#### What the exercise asks
Print every record below exactly as written.

[Stored entries]
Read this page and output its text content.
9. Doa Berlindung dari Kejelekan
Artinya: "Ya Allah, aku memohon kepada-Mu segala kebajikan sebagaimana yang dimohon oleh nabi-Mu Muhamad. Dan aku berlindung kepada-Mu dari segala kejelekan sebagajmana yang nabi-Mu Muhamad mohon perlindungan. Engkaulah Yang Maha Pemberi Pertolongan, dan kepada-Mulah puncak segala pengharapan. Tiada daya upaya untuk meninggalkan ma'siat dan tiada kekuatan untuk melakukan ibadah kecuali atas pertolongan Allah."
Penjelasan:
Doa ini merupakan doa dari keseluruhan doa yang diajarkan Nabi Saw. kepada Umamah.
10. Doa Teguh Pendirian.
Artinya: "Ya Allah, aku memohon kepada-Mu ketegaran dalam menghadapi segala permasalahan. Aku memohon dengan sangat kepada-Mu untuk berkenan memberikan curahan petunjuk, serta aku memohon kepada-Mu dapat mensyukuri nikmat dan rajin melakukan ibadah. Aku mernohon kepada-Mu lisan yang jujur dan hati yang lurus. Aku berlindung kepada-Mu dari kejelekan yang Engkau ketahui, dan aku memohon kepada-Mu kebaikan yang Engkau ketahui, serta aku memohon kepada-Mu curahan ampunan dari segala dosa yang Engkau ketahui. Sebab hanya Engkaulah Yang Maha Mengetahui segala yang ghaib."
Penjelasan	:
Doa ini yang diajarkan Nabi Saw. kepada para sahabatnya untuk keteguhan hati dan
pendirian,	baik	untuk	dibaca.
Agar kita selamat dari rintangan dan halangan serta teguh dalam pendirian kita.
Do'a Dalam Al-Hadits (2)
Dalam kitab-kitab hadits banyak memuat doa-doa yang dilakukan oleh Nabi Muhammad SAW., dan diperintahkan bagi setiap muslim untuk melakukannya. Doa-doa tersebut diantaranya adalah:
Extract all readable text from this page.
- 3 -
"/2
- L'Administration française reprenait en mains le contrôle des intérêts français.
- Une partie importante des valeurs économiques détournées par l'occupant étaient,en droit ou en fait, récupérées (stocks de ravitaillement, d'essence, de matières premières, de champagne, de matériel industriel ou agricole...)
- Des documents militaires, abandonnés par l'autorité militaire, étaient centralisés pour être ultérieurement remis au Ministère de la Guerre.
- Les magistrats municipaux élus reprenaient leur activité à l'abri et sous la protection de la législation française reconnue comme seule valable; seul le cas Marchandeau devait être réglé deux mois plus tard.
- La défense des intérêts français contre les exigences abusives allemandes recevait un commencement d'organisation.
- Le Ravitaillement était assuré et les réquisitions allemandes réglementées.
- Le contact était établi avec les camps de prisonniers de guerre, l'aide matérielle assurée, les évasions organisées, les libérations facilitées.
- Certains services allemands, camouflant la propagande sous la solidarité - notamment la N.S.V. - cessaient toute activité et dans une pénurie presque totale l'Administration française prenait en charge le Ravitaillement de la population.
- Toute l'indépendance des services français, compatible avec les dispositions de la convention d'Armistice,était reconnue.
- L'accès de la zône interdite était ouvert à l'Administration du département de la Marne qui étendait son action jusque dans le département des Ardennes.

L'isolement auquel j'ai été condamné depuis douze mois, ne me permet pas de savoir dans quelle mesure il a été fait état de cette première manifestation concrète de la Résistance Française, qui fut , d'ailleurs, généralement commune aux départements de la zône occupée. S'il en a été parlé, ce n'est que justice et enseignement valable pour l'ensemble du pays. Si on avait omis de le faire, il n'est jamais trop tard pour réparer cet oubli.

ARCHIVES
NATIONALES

#### Written reply
Read this page and output its text content.
9. Doa Berlindung dari Kejelekan
Artinya: "Ya Allah, aku memohon kepada-Mu segala kebajikan sebagaimana yang dimohon oleh nabi-Mu Muhamad. Dan aku berlindung kepada-Mu dari segala kejelekan sebagajmana yang nabi-Mu Muhamad mohon perlindungan. Engkaulah Yang Maha Pemberi Pertolongan, dan kepada-Mulah puncak segala pengharapan. Tiada daya upaya untuk meninggalkan ma'siat dan tiada kekuatan untuk melakukan ibadah kecuali atas pertolongan Allah."
Penjelasan:
Doa ini merupakan doa dari keseluruhan doa yang diajarkan Nabi Saw. kepada Umamah.
10. Doa Teguh Pendirian.
Artinya: "Ya Allah, aku memohon kepada-Mu ketegaran dalam menghadapi segala permasalahan. Aku memohon dengan sangat kepada-Mu untuk berkenan memberikan curahan petunjuk, serta aku memohon kepada-Mu dapat mensyukuri nikmat dan rajin melakukan ibadah. Aku mernohon kepada-Mu lisan yang jujur dan hati yang lurus. Aku berlindung kepada-Mu dari kejelekan yang Engkau ketahui, dan aku memohon kepada-Mu kebaikan yang Engkau ketahui, serta aku memohon kepada-Mu curahan ampunan dari segala dosa yang Engkau ketahui. Sebab hanya Engkaulah Yang Maha Mengetahui segala yang ghaib."
Penjelasan	:
Doa ini yang diajarkan Nabi Saw. kepada para sahabatnya untuk keteguhan hati dan
pendirian,	baik	untuk	dibaca.
Agar kita selamat dari rintangan dan halangan serta teguh dalam pendirian kita.
Do'a Dalam Al-Hadits (2)
Dalam kitab-kitab hadits banyak memuat doa-doa yang dilakukan oleh Nabi Muhammad SAW., dan diperintahkan bagi setiap muslim untuk melakukannya. Doa-doa tersebut diantaranya adalah:
Extract all readable text from this page.
- 3 -
"/2
- L'Administration française reprenait en mains le contrôle des intérêts français.
- Une partie importante des valeurs économiques détournées par l'occupant étaient,en droit ou en fait, récupérées (stocks de ravitaillement, d'essence, de matières premières, de champagne, de matériel industriel ou agricole...)
- Des documents militaires, abandonnés par l'autorité militaire, étaient centralisés pour être ultérieurement remis au Ministère de la Guerre.
- Les magistrats municipaux élus reprenaient leur activité à l'abri et sous la protection de la législation française reconnue comme seule valable; seul le cas Marchandeau devait être réglé deux mois plus tard.
- La défense des intérêts français contre les exigences abusives allemandes recevait un commencement d'organisation.
- Le Ravitaillement était assuré et les réquisitions allemandes réglementées.
- Le contact était établi avec les camps de prisonniers de guerre, l'aide matérielle assurée, les évasions organisées, les libérations facilitées.
- Certains services allemands, camouflant la propagande sous la solidarité - notamment la N.S.V. - cessaient toute activité et dans une pénurie presque totale l'Administration française prenait en charge le Ravitaillement de la population.
- Toute l'indépendance des services français, compatible avec les dispositions de la convention d'Armistice,était reconnue.
- L'accès de la zône interdite était ouvert à l'Administration du département de la Marne qui étendait son action jusque dans le département des Ardennes.

L'isolement auquel j'ai été condamné depuis douze mois, ne me permet pas de savoir dans quelle mesure il a été fait état de cette première manifestation concrète de la Résistance Française, qui fut , d'ailleurs, généralement commune aux départements de la zône occupée. S'il en a été parlé, ce n'est que justice et enseignement valable pour l'ensemble du pays. Si on avait omis de le faire, il n'est jamais trop tard pour réparer cet oubli.

ARCHIVES
NATIONALES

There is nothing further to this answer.